REQUIRED WORK:
Identify and pull out each line of the entries in which "this" occurs.

═════ DATA LINES ═════

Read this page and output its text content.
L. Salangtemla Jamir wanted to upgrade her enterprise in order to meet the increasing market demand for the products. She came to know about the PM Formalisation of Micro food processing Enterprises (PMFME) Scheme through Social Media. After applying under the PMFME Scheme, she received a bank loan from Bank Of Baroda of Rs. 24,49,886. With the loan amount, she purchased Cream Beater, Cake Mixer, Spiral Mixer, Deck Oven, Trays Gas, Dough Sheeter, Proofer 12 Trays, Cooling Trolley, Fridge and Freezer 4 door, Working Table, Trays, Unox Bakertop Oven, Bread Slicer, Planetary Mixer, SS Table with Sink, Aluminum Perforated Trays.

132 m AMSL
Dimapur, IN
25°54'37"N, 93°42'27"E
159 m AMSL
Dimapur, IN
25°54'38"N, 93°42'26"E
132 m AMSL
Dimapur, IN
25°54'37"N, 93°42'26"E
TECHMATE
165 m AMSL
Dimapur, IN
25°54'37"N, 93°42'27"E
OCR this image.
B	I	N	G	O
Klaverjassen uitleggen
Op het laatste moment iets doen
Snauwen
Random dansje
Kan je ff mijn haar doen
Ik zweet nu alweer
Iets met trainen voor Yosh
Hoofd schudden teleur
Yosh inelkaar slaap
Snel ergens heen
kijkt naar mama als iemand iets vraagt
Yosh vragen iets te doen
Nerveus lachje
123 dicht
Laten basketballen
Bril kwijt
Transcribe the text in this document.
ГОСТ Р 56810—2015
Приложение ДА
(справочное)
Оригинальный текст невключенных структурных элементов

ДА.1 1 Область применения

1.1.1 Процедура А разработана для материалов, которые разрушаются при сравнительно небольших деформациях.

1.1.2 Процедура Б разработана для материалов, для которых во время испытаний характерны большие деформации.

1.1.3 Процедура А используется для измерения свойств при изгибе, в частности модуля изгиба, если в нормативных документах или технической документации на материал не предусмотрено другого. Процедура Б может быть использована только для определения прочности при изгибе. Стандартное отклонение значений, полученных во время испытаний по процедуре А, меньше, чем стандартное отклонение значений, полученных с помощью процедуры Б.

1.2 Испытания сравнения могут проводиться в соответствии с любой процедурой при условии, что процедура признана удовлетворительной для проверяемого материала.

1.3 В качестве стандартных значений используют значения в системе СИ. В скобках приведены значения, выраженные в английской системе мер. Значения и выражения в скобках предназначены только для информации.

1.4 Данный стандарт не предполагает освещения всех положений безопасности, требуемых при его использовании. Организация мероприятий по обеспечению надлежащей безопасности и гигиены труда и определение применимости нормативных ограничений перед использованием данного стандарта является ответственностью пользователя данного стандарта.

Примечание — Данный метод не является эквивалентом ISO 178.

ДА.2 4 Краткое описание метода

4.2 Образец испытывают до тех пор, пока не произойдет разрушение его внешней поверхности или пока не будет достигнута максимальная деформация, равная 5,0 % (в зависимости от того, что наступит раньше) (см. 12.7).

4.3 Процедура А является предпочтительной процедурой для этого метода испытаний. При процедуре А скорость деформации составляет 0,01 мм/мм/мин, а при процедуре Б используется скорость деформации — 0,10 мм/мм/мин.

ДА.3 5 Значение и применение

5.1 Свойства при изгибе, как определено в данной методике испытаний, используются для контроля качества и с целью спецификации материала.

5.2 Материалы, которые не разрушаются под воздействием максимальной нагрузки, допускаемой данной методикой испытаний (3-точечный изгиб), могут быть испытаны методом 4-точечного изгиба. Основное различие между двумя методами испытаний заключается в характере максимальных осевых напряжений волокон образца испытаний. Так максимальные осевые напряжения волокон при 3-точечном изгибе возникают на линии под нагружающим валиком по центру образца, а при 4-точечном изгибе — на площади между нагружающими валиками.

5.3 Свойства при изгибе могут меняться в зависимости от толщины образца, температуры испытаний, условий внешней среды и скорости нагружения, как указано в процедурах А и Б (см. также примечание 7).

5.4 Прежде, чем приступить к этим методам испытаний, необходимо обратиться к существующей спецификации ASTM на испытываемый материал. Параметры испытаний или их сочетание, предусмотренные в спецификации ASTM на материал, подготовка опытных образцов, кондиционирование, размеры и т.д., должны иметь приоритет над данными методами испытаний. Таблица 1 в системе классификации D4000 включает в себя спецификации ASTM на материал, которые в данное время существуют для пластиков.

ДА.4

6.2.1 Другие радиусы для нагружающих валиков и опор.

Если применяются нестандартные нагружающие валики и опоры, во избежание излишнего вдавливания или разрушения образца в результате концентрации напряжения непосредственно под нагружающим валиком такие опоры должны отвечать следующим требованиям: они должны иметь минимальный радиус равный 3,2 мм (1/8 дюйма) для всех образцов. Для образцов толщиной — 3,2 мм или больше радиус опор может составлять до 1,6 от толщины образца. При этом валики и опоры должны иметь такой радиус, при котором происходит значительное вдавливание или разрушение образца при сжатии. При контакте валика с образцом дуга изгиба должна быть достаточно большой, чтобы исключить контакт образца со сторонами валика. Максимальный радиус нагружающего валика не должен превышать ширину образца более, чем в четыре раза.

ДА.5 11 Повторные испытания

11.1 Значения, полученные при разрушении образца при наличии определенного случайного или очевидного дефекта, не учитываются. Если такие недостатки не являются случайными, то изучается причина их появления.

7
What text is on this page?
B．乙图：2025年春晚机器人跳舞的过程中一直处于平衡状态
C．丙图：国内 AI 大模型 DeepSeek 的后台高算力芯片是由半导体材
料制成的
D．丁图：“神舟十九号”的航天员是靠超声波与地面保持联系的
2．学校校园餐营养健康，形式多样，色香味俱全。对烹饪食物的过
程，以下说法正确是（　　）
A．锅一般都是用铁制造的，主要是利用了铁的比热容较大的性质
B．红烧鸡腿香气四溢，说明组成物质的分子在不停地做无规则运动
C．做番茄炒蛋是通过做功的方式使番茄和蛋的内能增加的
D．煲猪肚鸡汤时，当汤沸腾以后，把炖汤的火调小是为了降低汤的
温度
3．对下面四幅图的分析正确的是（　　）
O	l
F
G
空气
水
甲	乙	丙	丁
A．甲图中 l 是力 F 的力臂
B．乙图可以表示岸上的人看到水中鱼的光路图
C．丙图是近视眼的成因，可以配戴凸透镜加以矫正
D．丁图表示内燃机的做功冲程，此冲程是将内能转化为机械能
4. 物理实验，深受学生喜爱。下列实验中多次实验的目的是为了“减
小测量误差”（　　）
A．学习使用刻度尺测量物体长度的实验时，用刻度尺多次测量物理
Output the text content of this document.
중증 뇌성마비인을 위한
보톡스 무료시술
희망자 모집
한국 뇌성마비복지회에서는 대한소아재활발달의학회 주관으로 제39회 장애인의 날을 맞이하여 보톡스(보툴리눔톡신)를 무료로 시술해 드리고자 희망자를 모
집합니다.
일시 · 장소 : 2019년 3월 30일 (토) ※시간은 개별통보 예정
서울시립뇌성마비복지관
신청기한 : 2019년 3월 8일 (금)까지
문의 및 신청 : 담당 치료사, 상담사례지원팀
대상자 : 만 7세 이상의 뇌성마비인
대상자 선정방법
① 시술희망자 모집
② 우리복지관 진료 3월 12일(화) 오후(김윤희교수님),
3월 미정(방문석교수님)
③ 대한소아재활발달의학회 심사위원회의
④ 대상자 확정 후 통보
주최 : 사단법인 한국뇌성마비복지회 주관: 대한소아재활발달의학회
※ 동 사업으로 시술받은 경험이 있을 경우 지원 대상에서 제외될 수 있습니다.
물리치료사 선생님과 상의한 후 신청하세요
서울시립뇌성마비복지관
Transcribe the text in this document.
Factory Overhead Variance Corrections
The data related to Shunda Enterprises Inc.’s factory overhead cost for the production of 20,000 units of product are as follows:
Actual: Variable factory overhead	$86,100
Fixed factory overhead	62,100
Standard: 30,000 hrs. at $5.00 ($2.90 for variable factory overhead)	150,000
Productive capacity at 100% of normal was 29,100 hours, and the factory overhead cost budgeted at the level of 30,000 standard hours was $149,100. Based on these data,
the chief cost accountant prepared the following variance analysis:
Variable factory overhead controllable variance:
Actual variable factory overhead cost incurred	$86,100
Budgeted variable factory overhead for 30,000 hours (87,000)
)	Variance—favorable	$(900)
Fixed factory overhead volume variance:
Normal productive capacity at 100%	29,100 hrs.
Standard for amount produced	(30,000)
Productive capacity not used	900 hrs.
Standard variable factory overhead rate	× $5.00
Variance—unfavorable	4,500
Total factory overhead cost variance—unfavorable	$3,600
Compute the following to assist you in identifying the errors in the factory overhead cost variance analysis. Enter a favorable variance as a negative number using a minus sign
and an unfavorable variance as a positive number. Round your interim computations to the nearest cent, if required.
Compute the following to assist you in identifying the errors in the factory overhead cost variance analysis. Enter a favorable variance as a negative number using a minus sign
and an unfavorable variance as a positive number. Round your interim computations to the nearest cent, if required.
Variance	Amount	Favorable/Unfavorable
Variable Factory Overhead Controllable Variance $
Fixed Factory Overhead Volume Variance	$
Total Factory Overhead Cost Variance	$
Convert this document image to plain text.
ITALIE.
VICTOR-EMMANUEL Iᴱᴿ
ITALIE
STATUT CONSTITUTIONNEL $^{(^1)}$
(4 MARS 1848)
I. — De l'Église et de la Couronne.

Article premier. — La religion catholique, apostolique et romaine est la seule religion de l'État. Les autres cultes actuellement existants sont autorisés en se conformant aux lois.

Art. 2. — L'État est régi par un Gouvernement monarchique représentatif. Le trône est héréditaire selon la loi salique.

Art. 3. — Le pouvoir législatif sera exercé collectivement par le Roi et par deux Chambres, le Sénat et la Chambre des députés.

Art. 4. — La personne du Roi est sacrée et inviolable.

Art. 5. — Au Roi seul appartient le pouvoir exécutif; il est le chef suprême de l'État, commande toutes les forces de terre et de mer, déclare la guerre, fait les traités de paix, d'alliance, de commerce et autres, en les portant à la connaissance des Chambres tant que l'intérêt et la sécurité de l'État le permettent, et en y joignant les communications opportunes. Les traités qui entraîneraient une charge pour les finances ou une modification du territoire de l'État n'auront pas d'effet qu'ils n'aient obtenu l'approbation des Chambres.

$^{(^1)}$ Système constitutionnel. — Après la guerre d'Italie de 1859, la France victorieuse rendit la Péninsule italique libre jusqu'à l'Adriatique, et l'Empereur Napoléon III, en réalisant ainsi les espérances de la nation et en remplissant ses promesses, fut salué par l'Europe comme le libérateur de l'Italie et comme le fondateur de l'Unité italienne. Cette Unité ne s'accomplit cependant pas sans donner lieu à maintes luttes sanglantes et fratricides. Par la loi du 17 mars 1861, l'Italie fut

═════

SOLVED EXERCISE:
Read this page and output its text content.
OCR this image.
Transcribe the text in this document.
What text is on this page?
Output the text content of this document.
Transcribe the text in this document.
Convert this document image to plain text.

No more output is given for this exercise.